What the exercise asks: Your task is to copy the listing exactly, with the pictures left out.

Available data:
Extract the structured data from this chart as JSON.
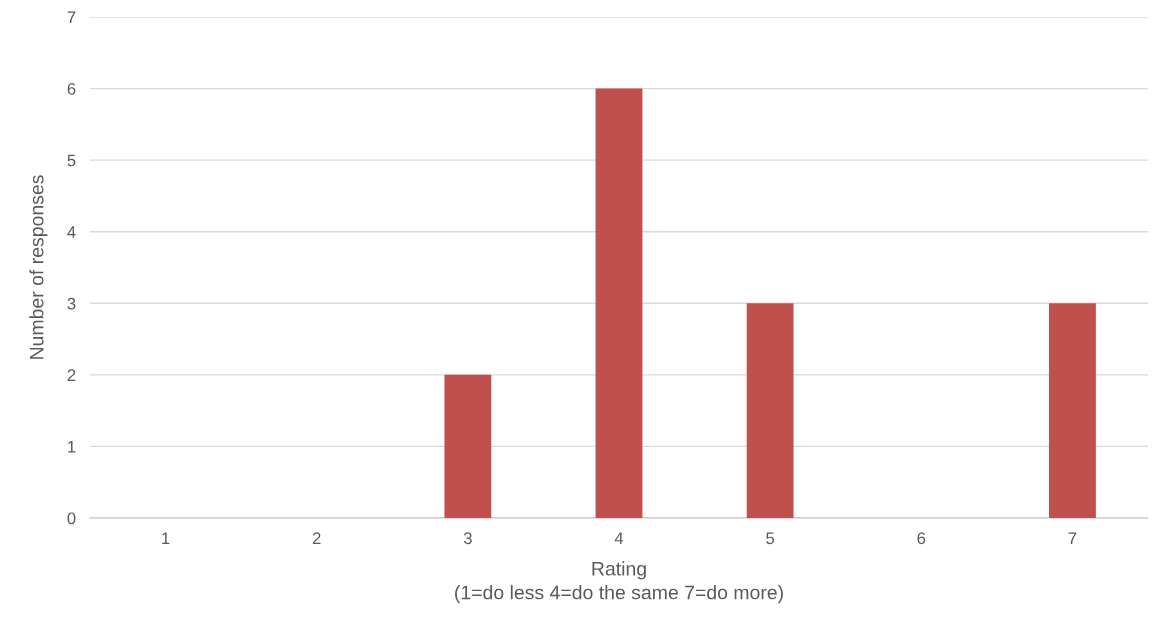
{
  "chart_data": {
    "type": "bar",
    "xlabel": "Rating\n(1=do less 4=do the same 7=do more)",
    "ylabel": "Number of responses",
    "categories": [
      "1",
      "2",
      "3",
      "4",
      "5",
      "6",
      "7"
    ],
    "values": [
      0,
      0,
      2,
      6,
      3,
      0,
      3
    ],
    "color": "#c0504d",
    "ylim": [
      0,
      7
    ],
    "yticks": [
      0,
      1,
      2,
      3,
      4,
      5,
      6,
      7
    ],
    "grid": "y"
  }
}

Exercise solution:
Extract the structured data from this chart as JSON.
{
  "chart_data": {
    "type": "bar",
    "xlabel": "Rating\n(1=do less 4=do the same 7=do more)",
    "ylabel": "Number of responses",
    "categories": [
      "1",
      "2",
      "3",
      "4",
      "5",
      "6",
      "7"
    ],
    "values": [
      0,
      0,
      2,
      6,
      3,
      0,
      3
    ],
    "color": "#c0504d",
    "ylim": [
      0,
      7
    ],
    "yticks": [
      0,
      1,
      2,
      3,
      4,
      5,
      6,
      7
    ],
    "grid": "y"
  }
}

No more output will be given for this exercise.